Given exercise:
Write the records out again, precisely as they stand.

Recorded data:
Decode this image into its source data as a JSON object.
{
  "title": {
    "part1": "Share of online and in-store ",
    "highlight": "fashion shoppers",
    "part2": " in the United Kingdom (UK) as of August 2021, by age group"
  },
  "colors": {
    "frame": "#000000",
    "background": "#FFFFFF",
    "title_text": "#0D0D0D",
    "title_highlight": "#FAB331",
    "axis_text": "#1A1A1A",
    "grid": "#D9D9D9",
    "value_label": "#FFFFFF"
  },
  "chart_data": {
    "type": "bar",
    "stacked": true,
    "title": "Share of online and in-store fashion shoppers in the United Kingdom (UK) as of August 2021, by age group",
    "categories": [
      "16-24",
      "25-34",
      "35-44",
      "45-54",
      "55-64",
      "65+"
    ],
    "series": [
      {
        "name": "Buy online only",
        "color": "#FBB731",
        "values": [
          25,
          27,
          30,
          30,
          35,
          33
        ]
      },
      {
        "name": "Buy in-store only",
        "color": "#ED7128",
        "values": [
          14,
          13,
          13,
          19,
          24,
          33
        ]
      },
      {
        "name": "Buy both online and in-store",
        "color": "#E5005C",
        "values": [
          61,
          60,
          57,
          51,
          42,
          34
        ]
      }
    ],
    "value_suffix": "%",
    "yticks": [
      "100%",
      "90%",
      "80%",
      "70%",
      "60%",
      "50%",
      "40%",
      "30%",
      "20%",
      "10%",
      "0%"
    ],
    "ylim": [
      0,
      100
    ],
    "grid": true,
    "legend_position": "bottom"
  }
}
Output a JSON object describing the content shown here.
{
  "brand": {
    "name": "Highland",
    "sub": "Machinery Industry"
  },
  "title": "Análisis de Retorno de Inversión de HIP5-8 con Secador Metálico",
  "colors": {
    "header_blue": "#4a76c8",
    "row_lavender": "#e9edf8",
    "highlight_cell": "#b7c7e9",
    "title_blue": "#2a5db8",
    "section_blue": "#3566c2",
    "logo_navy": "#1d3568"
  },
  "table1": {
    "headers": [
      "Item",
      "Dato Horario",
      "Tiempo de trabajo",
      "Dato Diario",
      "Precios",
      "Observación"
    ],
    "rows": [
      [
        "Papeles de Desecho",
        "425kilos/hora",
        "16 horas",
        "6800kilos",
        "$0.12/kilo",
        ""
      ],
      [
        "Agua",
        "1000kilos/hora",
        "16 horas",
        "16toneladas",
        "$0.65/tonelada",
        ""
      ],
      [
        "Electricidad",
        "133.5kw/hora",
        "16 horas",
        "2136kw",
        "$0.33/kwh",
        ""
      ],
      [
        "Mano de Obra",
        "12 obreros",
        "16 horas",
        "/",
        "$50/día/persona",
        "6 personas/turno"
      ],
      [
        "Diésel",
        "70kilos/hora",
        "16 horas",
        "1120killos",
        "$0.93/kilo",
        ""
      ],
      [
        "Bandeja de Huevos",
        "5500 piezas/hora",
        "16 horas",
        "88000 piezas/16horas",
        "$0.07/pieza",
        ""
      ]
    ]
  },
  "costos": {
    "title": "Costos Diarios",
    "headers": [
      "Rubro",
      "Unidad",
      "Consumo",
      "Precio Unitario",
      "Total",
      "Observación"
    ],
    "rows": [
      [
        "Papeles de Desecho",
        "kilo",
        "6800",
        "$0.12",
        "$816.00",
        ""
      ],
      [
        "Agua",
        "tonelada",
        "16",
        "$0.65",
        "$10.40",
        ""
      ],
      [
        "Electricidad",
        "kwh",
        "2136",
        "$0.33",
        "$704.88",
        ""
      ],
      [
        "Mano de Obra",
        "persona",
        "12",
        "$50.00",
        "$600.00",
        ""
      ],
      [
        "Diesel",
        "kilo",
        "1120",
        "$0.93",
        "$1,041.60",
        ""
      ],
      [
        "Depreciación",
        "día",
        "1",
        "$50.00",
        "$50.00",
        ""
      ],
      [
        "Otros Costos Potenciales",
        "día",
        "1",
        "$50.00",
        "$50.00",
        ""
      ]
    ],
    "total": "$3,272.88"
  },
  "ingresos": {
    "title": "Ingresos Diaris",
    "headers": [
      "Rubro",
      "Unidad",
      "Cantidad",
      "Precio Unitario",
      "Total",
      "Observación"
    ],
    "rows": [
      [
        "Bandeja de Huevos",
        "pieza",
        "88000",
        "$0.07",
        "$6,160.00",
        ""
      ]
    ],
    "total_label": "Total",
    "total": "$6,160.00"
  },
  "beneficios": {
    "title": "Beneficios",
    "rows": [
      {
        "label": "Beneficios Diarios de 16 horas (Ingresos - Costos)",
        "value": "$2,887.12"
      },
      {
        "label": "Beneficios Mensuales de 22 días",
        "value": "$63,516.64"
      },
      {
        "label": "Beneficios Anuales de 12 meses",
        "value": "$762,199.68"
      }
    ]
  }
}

The completed task:
Decode this image into its source data as a JSON object.
{
  "title": {
    "part1": "Share of online and in-store ",
    "highlight": "fashion shoppers",
    "part2": " in the United Kingdom (UK) as of August 2021, by age group"
  },
  "colors": {
    "frame": "#000000",
    "background": "#FFFFFF",
    "title_text": "#0D0D0D",
    "title_highlight": "#FAB331",
    "axis_text": "#1A1A1A",
    "grid": "#D9D9D9",
    "value_label": "#FFFFFF"
  },
  "chart_data": {
    "type": "bar",
    "stacked": true,
    "title": "Share of online and in-store fashion shoppers in the United Kingdom (UK) as of August 2021, by age group",
    "categories": [
      "16-24",
      "25-34",
      "35-44",
      "45-54",
      "55-64",
      "65+"
    ],
    "series": [
      {
        "name": "Buy online only",
        "color": "#FBB731",
        "values": [
          25,
          27,
          30,
          30,
          35,
          33
        ]
      },
      {
        "name": "Buy in-store only",
        "color": "#ED7128",
        "values": [
          14,
          13,
          13,
          19,
          24,
          33
        ]
      },
      {
        "name": "Buy both online and in-store",
        "color": "#E5005C",
        "values": [
          61,
          60,
          57,
          51,
          42,
          34
        ]
      }
    ],
    "value_suffix": "%",
    "yticks": [
      "100%",
      "90%",
      "80%",
      "70%",
      "60%",
      "50%",
      "40%",
      "30%",
      "20%",
      "10%",
      "0%"
    ],
    "ylim": [
      0,
      100
    ],
    "grid": true,
    "legend_position": "bottom"
  }
}
Output a JSON object describing the content shown here.
{
  "brand": {
    "name": "Highland",
    "sub": "Machinery Industry"
  },
  "title": "Análisis de Retorno de Inversión de HIP5-8 con Secador Metálico",
  "colors": {
    "header_blue": "#4a76c8",
    "row_lavender": "#e9edf8",
    "highlight_cell": "#b7c7e9",
    "title_blue": "#2a5db8",
    "section_blue": "#3566c2",
    "logo_navy": "#1d3568"
  },
  "table1": {
    "headers": [
      "Item",
      "Dato Horario",
      "Tiempo de trabajo",
      "Dato Diario",
      "Precios",
      "Observación"
    ],
    "rows": [
      [
        "Papeles de Desecho",
        "425kilos/hora",
        "16 horas",
        "6800kilos",
        "$0.12/kilo",
        ""
      ],
      [
        "Agua",
        "1000kilos/hora",
        "16 horas",
        "16toneladas",
        "$0.65/tonelada",
        ""
      ],
      [
        "Electricidad",
        "133.5kw/hora",
        "16 horas",
        "2136kw",
        "$0.33/kwh",
        ""
      ],
      [
        "Mano de Obra",
        "12 obreros",
        "16 horas",
        "/",
        "$50/día/persona",
        "6 personas/turno"
      ],
      [
        "Diésel",
        "70kilos/hora",
        "16 horas",
        "1120killos",
        "$0.93/kilo",
        ""
      ],
      [
        "Bandeja de Huevos",
        "5500 piezas/hora",
        "16 horas",
        "88000 piezas/16horas",
        "$0.07/pieza",
        ""
      ]
    ]
  },
  "costos": {
    "title": "Costos Diarios",
    "headers": [
      "Rubro",
      "Unidad",
      "Consumo",
      "Precio Unitario",
      "Total",
      "Observación"
    ],
    "rows": [
      [
        "Papeles de Desecho",
        "kilo",
        "6800",
        "$0.12",
        "$816.00",
        ""
      ],
      [
        "Agua",
        "tonelada",
        "16",
        "$0.65",
        "$10.40",
        ""
      ],
      [
        "Electricidad",
        "kwh",
        "2136",
        "$0.33",
        "$704.88",
        ""
      ],
      [
        "Mano de Obra",
        "persona",
        "12",
        "$50.00",
        "$600.00",
        ""
      ],
      [
        "Diesel",
        "kilo",
        "1120",
        "$0.93",
        "$1,041.60",
        ""
      ],
      [
        "Depreciación",
        "día",
        "1",
        "$50.00",
        "$50.00",
        ""
      ],
      [
        "Otros Costos Potenciales",
        "día",
        "1",
        "$50.00",
        "$50.00",
        ""
      ]
    ],
    "total": "$3,272.88"
  },
  "ingresos": {
    "title": "Ingresos Diaris",
    "headers": [
      "Rubro",
      "Unidad",
      "Cantidad",
      "Precio Unitario",
      "Total",
      "Observación"
    ],
    "rows": [
      [
        "Bandeja de Huevos",
        "pieza",
        "88000",
        "$0.07",
        "$6,160.00",
        ""
      ]
    ],
    "total_label": "Total",
    "total": "$6,160.00"
  },
  "beneficios": {
    "title": "Beneficios",
    "rows": [
      {
        "label": "Beneficios Diarios de 16 horas (Ingresos - Costos)",
        "value": "$2,887.12"
      },
      {
        "label": "Beneficios Mensuales de 22 días",
        "value": "$63,516.64"
      },
      {
        "label": "Beneficios Anuales de 12 meses",
        "value": "$762,199.68"
      }
    ]
  }
}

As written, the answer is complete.